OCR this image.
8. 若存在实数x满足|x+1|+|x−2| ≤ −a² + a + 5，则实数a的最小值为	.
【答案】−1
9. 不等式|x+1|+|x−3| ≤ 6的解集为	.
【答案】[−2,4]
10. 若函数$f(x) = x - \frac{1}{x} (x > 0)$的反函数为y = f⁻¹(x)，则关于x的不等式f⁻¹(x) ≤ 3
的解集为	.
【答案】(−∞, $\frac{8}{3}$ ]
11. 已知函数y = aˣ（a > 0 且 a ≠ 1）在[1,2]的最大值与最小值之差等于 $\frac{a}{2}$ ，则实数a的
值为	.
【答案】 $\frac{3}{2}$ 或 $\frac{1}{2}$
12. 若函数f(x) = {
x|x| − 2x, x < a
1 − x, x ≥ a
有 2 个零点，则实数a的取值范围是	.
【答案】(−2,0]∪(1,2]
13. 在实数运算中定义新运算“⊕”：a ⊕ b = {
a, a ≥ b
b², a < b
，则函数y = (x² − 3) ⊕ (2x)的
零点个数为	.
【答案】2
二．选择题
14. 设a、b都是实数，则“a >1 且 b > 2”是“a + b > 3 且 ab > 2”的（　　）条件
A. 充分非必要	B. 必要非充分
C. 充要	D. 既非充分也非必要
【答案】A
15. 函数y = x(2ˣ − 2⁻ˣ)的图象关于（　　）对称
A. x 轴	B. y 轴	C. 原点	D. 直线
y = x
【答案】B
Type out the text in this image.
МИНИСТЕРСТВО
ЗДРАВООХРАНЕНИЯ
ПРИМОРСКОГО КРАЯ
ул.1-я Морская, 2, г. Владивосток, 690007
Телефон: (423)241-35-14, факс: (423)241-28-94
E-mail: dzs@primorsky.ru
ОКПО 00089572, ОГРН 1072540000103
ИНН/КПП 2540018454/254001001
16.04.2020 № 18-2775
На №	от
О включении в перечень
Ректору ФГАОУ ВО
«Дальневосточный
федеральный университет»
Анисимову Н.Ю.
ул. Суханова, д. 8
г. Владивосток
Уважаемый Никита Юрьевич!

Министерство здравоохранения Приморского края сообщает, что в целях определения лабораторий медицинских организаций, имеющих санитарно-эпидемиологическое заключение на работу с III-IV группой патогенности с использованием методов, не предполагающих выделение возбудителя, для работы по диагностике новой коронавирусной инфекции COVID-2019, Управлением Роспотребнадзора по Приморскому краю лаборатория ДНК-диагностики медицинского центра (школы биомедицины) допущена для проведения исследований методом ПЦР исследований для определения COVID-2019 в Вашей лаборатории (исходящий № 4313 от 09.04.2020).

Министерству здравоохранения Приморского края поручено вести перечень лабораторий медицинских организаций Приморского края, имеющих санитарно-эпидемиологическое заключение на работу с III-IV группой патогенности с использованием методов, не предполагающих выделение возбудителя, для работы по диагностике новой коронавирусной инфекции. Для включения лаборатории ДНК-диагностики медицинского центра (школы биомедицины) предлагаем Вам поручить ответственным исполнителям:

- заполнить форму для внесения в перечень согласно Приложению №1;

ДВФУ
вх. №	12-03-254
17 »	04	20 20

*-*-*

*Objective*.
Transcribe the material exactly as it reads.

*Answer below*.
OCR this image.
8. 若存在实数x满足|x+1|+|x−2| ≤ −a² + a + 5，则实数a的最小值为	.
【答案】−1
9. 不等式|x+1|+|x−3| ≤ 6的解集为	.
【答案】[−2,4]
10. 若函数$f(x) = x - \frac{1}{x} (x > 0)$的反函数为y = f⁻¹(x)，则关于x的不等式f⁻¹(x) ≤ 3
的解集为	.
【答案】(−∞, $\frac{8}{3}$ ]
11. 已知函数y = aˣ（a > 0 且 a ≠ 1）在[1,2]的最大值与最小值之差等于 $\frac{a}{2}$ ，则实数a的
值为	.
【答案】 $\frac{3}{2}$ 或 $\frac{1}{2}$
12. 若函数f(x) = {
x|x| − 2x, x < a
1 − x, x ≥ a
有 2 个零点，则实数a的取值范围是	.
【答案】(−2,0]∪(1,2]
13. 在实数运算中定义新运算“⊕”：a ⊕ b = {
a, a ≥ b
b², a < b
，则函数y = (x² − 3) ⊕ (2x)的
零点个数为	.
【答案】2
二．选择题
14. 设a、b都是实数，则“a >1 且 b > 2”是“a + b > 3 且 ab > 2”的（　　）条件
A. 充分非必要	B. 必要非充分
C. 充要	D. 既非充分也非必要
【答案】A
15. 函数y = x(2ˣ − 2⁻ˣ)的图象关于（　　）对称
A. x 轴	B. y 轴	C. 原点	D. 直线
y = x
【答案】B
Type out the text in this image.
МИНИСТЕРСТВО
ЗДРАВООХРАНЕНИЯ
ПРИМОРСКОГО КРАЯ
ул.1-я Морская, 2, г. Владивосток, 690007
Телефон: (423)241-35-14, факс: (423)241-28-94
E-mail: dzs@primorsky.ru
ОКПО 00089572, ОГРН 1072540000103
ИНН/КПП 2540018454/254001001
16.04.2020 № 18-2775
На №	от
О включении в перечень
Ректору ФГАОУ ВО
«Дальневосточный
федеральный университет»
Анисимову Н.Ю.
ул. Суханова, д. 8
г. Владивосток
Уважаемый Никита Юрьевич!

Министерство здравоохранения Приморского края сообщает, что в целях определения лабораторий медицинских организаций, имеющих санитарно-эпидемиологическое заключение на работу с III-IV группой патогенности с использованием методов, не предполагающих выделение возбудителя, для работы по диагностике новой коронавирусной инфекции COVID-2019, Управлением Роспотребнадзора по Приморскому краю лаборатория ДНК-диагностики медицинского центра (школы биомедицины) допущена для проведения исследований методом ПЦР исследований для определения COVID-2019 в Вашей лаборатории (исходящий № 4313 от 09.04.2020).

Министерству здравоохранения Приморского края поручено вести перечень лабораторий медицинских организаций Приморского края, имеющих санитарно-эпидемиологическое заключение на работу с III-IV группой патогенности с использованием методов, не предполагающих выделение возбудителя, для работы по диагностике новой коронавирусной инфекции. Для включения лаборатории ДНК-диагностики медицинского центра (школы биомедицины) предлагаем Вам поручить ответственным исполнителям:

- заполнить форму для внесения в перечень согласно Приложению №1;

ДВФУ
вх. №	12-03-254
17 »	04	20 20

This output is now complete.